Please transcribe the data that follows without the pictures, keeping every word the same.
>> Start
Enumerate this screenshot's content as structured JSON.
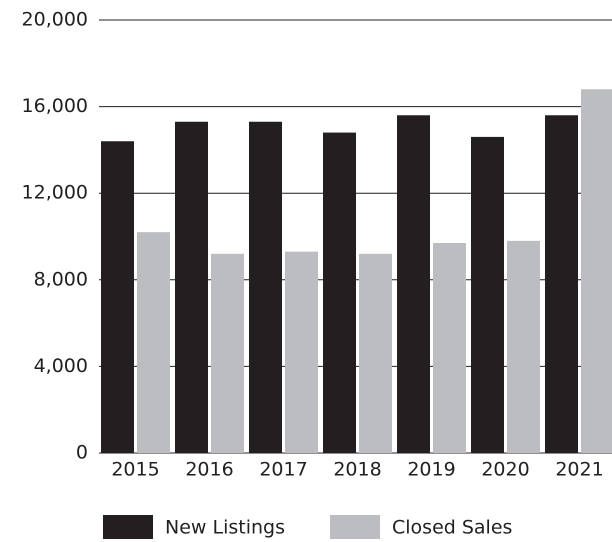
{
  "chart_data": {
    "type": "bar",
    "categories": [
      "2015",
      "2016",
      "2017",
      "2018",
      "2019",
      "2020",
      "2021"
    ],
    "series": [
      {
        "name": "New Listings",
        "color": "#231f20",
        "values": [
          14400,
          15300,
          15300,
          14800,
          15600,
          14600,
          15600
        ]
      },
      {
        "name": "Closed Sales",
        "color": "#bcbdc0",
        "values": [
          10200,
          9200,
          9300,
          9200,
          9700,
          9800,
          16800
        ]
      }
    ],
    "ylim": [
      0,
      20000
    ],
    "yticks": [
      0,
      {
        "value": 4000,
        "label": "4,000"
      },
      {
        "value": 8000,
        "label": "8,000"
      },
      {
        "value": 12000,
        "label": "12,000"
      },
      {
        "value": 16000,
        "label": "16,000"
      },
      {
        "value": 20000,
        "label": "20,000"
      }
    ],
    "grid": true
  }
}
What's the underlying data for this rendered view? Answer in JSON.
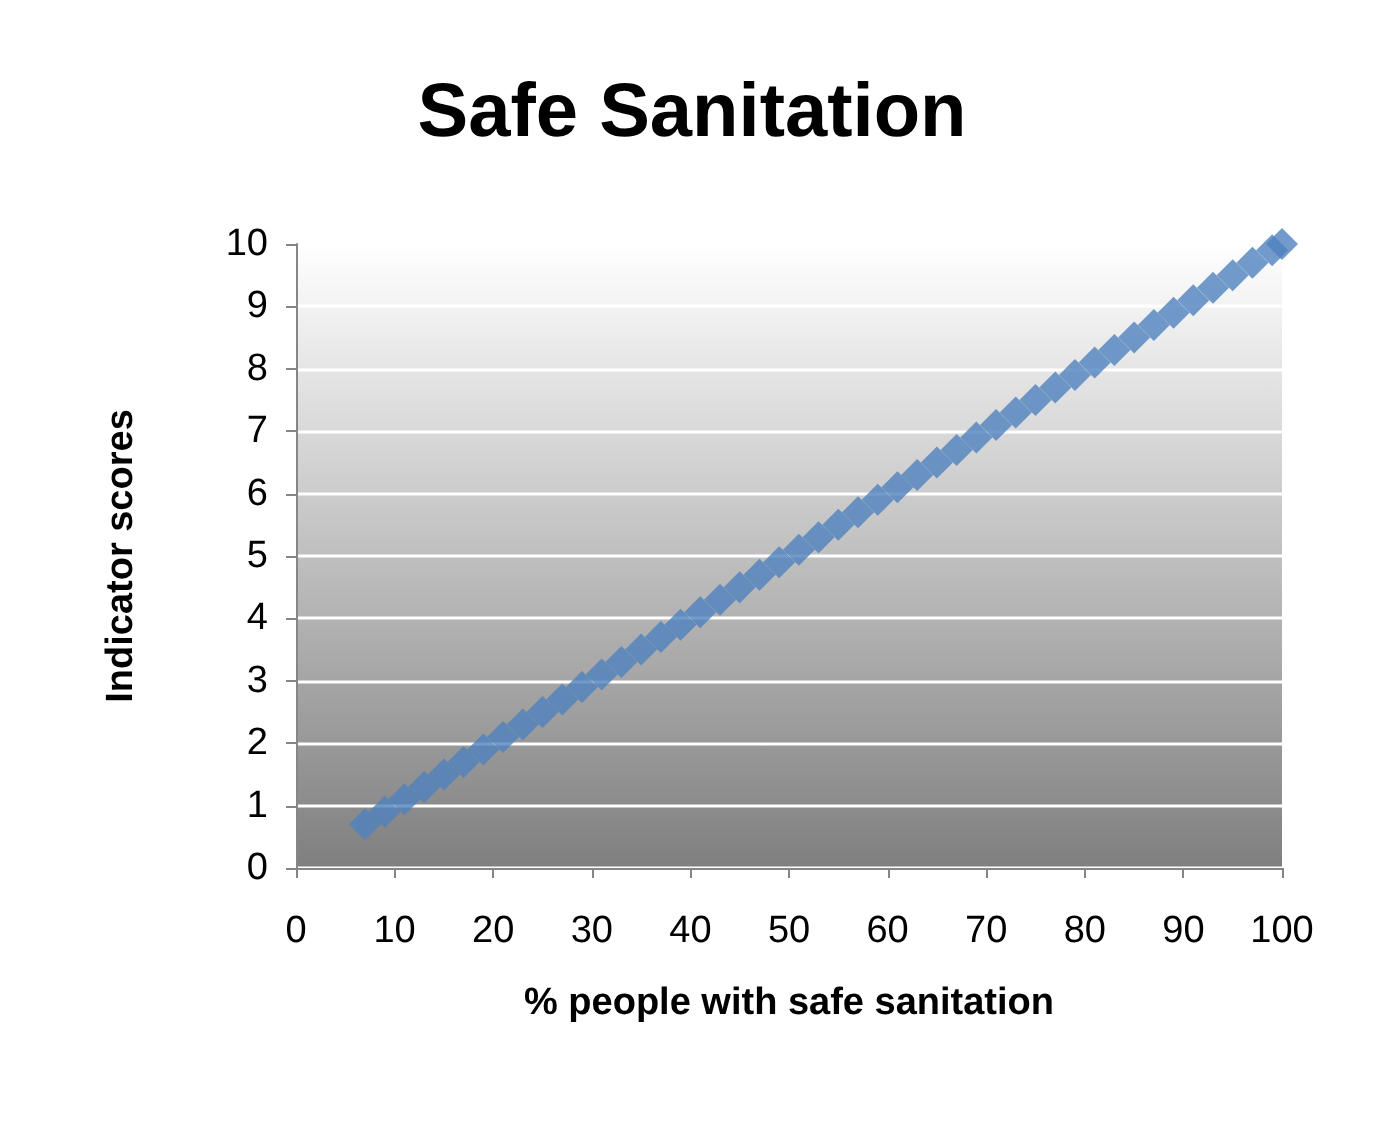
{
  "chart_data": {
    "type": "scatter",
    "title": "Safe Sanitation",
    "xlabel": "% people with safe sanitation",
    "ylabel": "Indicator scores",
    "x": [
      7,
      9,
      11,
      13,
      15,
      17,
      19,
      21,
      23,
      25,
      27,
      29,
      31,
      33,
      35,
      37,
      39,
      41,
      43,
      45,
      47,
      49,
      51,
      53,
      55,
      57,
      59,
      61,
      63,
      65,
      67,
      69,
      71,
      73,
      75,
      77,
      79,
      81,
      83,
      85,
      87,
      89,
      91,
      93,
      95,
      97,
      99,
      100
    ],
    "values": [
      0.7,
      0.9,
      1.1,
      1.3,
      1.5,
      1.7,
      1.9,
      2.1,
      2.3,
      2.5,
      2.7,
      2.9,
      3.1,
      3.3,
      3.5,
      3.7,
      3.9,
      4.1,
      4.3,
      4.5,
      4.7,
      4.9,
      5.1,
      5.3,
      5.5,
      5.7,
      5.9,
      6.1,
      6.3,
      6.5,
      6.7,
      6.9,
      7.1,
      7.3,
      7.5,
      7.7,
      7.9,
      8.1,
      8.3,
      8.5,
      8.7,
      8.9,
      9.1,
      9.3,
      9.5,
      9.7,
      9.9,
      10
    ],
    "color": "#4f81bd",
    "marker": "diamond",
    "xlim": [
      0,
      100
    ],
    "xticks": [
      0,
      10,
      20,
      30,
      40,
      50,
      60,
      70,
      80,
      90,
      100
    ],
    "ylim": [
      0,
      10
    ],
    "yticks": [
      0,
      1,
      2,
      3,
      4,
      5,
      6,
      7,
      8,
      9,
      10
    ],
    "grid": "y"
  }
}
>> End
▸ Response:
Enumerate this screenshot's content as structured JSON.
{
  "chart_data": {
    "type": "bar",
    "categories": [
      "2015",
      "2016",
      "2017",
      "2018",
      "2019",
      "2020",
      "2021"
    ],
    "series": [
      {
        "name": "New Listings",
        "color": "#231f20",
        "values": [
          14400,
          15300,
          15300,
          14800,
          15600,
          14600,
          15600
        ]
      },
      {
        "name": "Closed Sales",
        "color": "#bcbdc0",
        "values": [
          10200,
          9200,
          9300,
          9200,
          9700,
          9800,
          16800
        ]
      }
    ],
    "ylim": [
      0,
      20000
    ],
    "yticks": [
      0,
      {
        "value": 4000,
        "label": "4,000"
      },
      {
        "value": 8000,
        "label": "8,000"
      },
      {
        "value": 12000,
        "label": "12,000"
      },
      {
        "value": 16000,
        "label": "16,000"
      },
      {
        "value": 20000,
        "label": "20,000"
      }
    ],
    "grid": true
  }
}
What's the underlying data for this rendered view? Answer in JSON.
{
  "chart_data": {
    "type": "scatter",
    "title": "Safe Sanitation",
    "xlabel": "% people with safe sanitation",
    "ylabel": "Indicator scores",
    "x": [
      7,
      9,
      11,
      13,
      15,
      17,
      19,
      21,
      23,
      25,
      27,
      29,
      31,
      33,
      35,
      37,
      39,
      41,
      43,
      45,
      47,
      49,
      51,
      53,
      55,
      57,
      59,
      61,
      63,
      65,
      67,
      69,
      71,
      73,
      75,
      77,
      79,
      81,
      83,
      85,
      87,
      89,
      91,
      93,
      95,
      97,
      99,
      100
    ],
    "values": [
      0.7,
      0.9,
      1.1,
      1.3,
      1.5,
      1.7,
      1.9,
      2.1,
      2.3,
      2.5,
      2.7,
      2.9,
      3.1,
      3.3,
      3.5,
      3.7,
      3.9,
      4.1,
      4.3,
      4.5,
      4.7,
      4.9,
      5.1,
      5.3,
      5.5,
      5.7,
      5.9,
      6.1,
      6.3,
      6.5,
      6.7,
      6.9,
      7.1,
      7.3,
      7.5,
      7.7,
      7.9,
      8.1,
      8.3,
      8.5,
      8.7,
      8.9,
      9.1,
      9.3,
      9.5,
      9.7,
      9.9,
      10
    ],
    "color": "#4f81bd",
    "marker": "diamond",
    "xlim": [
      0,
      100
    ],
    "xticks": [
      0,
      10,
      20,
      30,
      40,
      50,
      60,
      70,
      80,
      90,
      100
    ],
    "ylim": [
      0,
      10
    ],
    "yticks": [
      0,
      1,
      2,
      3,
      4,
      5,
      6,
      7,
      8,
      9,
      10
    ],
    "grid": "y"
  }
}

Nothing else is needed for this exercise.